* **TO DO**: From the listing below, select every line where the word "JSON" appears.

* **RECORDS FOR THE TASK**:
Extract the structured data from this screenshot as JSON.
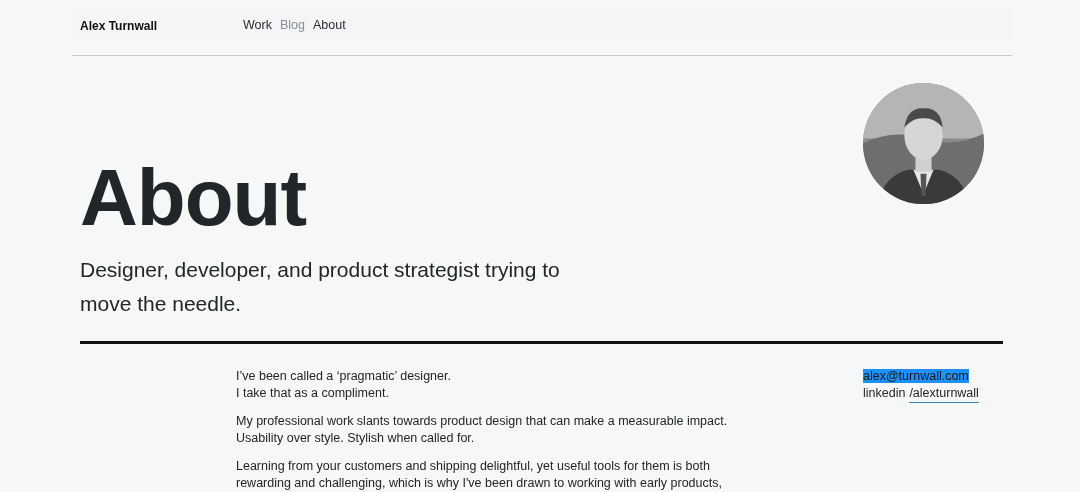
{
  "header": {
    "brand": "Alex Turnwall",
    "nav": [
      {
        "label": "Work",
        "dimmed": false
      },
      {
        "label": "Blog",
        "dimmed": true
      },
      {
        "label": "About",
        "dimmed": false
      }
    ]
  },
  "hero": {
    "title": "About",
    "subtitle": "Designer, developer, and product strategist trying to move the needle."
  },
  "body": {
    "paragraphs": [
      [
        "I’ve been called a ‘pragmatic’ designer.",
        "I take that as a compliment."
      ],
      [
        "My professional work slants towards product design that can make a measurable impact.",
        "Usability over style. Stylish when called for."
      ],
      [
        "Learning from your customers and shipping delightful, yet useful tools for them is both",
        "rewarding and challenging, which is why I've been drawn to working with early products,"
      ]
    ]
  },
  "contact": {
    "email": {
      "text": "alex@turnwall.com",
      "highlighted": true
    },
    "linkedin": {
      "label": "linkedin",
      "link": "/alexturnwall"
    }
  }
}
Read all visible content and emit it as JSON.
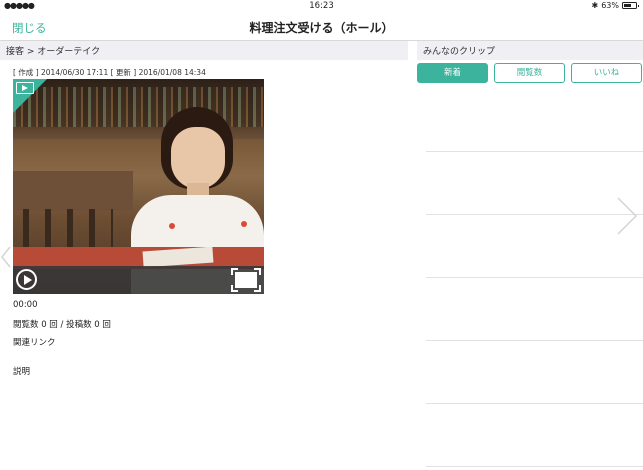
{
  "status_bar": {
    "signal": "●●●●●",
    "time": "16:23",
    "bluetooth": "✱",
    "battery_percent": "63%",
    "battery_level": 0.63
  },
  "nav": {
    "close_label": "閉じる",
    "title": "料理注文受ける（ホール）"
  },
  "breadcrumb": "接客 > オーダーテイク",
  "meta": "[ 作成 ] 2014/06/30 17:11  [ 更新 ] 2016/01/08 14:34",
  "video": {
    "time": "00:00"
  },
  "stats": "閲覧数 0 回 / 投稿数 0 回",
  "links_label": "関連リンク",
  "description_label": "説明",
  "clips": {
    "header": "みんなのクリップ",
    "tabs": [
      {
        "label": "新着",
        "active": true
      },
      {
        "label": "閲覧数",
        "active": false
      },
      {
        "label": "いいね",
        "active": false
      }
    ]
  },
  "colors": {
    "accent": "#3bb39d",
    "section_bg": "#efeff4"
  },
  "icons": {
    "next": "chevron-right-icon",
    "prev": "chevron-left-icon",
    "play": "play-icon",
    "fullscreen": "fullscreen-icon",
    "video_badge": "video-badge-icon"
  }
}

* **SOLUTION**:
Extract the structured data from this screenshot as JSON.
Read all visible content and emit it as JSON.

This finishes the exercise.